WHAT YOU NEED TO DO — Among the entries below, count the lines that contain the word "visible". Write down only the total.

Items from a data source

=-=-=-=-=

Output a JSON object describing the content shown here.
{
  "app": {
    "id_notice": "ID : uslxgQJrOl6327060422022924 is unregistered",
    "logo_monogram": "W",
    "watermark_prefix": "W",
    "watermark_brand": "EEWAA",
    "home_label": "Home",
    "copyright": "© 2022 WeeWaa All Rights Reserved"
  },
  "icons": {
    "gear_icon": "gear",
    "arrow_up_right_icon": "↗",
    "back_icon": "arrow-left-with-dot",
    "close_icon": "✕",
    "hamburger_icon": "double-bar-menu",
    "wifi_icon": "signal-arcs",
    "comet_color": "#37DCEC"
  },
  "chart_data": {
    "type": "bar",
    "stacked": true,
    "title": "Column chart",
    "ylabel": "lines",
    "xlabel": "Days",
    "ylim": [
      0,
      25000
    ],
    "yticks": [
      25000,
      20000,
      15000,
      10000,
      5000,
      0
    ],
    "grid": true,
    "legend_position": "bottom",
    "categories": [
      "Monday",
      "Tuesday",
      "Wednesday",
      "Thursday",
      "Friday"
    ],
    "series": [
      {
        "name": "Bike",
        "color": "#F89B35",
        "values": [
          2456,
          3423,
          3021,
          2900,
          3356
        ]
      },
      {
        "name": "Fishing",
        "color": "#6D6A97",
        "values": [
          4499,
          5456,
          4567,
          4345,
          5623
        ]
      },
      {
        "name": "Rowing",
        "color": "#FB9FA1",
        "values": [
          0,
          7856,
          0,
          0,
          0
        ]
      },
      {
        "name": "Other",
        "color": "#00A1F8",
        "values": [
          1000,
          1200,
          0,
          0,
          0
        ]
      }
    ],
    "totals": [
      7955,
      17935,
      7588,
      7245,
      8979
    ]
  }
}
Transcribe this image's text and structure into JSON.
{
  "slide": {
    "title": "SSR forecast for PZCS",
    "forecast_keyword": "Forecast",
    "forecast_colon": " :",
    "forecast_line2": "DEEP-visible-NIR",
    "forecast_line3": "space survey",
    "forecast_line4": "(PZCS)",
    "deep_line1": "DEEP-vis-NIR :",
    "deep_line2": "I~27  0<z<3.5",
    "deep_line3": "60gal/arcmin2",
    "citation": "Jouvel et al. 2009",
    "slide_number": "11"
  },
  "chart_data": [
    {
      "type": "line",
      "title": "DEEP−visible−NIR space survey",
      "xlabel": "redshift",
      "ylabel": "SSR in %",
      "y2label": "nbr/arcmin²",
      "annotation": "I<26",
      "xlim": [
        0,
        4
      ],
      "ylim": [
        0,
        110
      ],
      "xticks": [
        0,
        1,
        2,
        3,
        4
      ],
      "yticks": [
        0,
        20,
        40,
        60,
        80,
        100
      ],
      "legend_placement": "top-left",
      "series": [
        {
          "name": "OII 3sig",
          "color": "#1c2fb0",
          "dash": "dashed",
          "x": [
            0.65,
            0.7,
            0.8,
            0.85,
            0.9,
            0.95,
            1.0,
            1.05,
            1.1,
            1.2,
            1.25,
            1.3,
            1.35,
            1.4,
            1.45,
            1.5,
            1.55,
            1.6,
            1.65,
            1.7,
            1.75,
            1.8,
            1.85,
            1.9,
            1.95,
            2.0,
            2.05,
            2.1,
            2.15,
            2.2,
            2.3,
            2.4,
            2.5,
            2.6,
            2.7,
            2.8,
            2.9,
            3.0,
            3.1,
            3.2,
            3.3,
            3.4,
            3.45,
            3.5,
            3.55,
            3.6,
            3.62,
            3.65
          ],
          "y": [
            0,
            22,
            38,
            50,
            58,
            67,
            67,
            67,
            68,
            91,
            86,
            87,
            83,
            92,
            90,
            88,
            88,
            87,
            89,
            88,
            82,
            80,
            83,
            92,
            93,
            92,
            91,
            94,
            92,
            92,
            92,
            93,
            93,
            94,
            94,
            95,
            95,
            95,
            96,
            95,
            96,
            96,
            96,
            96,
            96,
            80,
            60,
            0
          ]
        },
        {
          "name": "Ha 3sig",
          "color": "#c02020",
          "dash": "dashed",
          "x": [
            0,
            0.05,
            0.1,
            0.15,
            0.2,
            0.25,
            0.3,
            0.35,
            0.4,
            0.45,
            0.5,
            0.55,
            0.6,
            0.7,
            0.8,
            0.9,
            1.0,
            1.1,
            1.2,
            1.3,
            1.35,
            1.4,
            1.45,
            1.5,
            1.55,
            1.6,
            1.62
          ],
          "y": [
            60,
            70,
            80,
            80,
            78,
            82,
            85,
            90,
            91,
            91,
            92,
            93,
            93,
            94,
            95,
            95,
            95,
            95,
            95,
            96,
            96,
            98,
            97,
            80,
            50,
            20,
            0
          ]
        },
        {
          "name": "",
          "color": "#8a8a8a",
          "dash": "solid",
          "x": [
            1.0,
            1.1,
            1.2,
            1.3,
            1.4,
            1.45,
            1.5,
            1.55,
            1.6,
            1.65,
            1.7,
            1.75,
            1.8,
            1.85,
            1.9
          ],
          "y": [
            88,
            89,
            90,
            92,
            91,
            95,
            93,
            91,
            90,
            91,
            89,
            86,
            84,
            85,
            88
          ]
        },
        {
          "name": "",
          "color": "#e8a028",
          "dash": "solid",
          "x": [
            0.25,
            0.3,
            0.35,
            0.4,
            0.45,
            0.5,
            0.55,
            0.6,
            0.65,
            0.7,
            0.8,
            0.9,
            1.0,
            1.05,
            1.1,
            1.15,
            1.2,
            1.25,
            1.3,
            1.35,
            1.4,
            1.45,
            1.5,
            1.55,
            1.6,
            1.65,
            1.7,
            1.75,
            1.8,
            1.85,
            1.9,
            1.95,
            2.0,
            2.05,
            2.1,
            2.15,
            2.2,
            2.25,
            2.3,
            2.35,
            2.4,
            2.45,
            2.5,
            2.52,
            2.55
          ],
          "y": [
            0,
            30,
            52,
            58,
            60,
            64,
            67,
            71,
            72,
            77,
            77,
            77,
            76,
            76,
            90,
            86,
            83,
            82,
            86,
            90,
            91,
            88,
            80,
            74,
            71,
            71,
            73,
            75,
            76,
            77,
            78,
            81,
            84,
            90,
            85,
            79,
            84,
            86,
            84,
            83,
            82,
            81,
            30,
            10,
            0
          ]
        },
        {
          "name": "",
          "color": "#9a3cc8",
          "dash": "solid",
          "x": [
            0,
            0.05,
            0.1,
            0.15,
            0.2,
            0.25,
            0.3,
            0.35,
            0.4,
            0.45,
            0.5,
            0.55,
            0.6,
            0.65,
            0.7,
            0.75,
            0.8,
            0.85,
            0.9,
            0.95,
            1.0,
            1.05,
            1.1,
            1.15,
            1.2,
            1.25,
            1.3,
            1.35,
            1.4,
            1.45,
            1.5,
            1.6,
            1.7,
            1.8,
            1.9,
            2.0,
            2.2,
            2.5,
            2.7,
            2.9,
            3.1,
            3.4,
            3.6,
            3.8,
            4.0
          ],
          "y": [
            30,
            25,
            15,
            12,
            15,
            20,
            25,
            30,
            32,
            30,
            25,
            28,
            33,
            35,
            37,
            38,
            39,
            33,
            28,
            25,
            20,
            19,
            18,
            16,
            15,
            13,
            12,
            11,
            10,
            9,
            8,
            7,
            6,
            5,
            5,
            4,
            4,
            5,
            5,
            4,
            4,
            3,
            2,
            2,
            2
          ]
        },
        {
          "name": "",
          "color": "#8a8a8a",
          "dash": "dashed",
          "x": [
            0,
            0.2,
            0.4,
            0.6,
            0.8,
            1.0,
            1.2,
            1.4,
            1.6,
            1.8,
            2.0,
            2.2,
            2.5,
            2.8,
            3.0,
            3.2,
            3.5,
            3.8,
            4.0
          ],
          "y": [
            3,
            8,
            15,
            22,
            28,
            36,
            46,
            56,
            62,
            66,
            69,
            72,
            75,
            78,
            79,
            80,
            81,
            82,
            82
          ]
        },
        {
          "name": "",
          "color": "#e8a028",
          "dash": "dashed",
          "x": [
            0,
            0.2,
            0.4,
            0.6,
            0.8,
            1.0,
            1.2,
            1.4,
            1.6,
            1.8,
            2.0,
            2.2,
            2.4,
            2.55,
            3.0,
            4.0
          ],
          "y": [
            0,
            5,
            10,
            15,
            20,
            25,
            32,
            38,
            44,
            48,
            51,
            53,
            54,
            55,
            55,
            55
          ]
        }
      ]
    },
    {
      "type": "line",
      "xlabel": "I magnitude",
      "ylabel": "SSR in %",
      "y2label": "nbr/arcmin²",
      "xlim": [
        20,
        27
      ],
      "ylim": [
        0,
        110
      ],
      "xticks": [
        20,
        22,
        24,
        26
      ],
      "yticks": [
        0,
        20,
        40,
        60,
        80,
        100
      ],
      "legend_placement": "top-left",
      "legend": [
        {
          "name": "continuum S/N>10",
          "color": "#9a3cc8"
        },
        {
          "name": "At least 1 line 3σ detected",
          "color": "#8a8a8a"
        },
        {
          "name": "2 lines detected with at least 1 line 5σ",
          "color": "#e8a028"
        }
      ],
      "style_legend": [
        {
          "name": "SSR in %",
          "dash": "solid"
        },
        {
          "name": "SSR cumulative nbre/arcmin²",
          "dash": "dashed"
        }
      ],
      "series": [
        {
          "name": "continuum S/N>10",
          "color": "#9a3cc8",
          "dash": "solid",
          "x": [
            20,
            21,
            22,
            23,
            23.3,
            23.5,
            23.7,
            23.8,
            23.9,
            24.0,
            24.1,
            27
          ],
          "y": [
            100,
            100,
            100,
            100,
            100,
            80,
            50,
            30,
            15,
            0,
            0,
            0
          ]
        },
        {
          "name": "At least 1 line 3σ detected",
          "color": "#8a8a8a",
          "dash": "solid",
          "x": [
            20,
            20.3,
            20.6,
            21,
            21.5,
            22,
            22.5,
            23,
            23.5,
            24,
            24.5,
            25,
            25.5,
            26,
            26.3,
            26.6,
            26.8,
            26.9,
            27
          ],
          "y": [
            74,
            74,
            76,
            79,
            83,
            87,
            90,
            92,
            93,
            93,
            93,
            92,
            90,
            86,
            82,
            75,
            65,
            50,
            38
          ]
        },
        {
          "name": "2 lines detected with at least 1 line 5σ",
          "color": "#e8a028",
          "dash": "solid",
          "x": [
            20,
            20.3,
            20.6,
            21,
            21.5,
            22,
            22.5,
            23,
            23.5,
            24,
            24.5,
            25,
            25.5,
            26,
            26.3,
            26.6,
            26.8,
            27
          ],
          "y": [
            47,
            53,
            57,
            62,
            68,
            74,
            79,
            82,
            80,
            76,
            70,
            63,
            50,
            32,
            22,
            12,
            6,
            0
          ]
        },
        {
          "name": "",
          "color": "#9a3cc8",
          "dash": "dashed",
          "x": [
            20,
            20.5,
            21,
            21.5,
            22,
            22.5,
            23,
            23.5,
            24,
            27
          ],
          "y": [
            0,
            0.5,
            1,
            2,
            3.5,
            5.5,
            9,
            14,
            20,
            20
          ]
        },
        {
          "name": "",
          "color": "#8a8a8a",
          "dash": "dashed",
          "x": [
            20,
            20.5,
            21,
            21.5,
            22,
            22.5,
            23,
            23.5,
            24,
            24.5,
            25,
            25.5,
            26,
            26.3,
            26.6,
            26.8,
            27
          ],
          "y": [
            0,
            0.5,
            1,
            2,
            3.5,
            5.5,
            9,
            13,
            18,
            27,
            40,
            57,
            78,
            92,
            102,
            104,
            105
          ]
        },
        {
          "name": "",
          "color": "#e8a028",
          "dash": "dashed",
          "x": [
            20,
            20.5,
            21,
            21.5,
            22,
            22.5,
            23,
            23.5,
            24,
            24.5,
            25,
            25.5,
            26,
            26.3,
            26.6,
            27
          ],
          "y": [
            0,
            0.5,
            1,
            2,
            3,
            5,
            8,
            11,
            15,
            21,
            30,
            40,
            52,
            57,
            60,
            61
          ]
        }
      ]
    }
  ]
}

=-=-=-=-=

COMPLETE OUTPUT — 2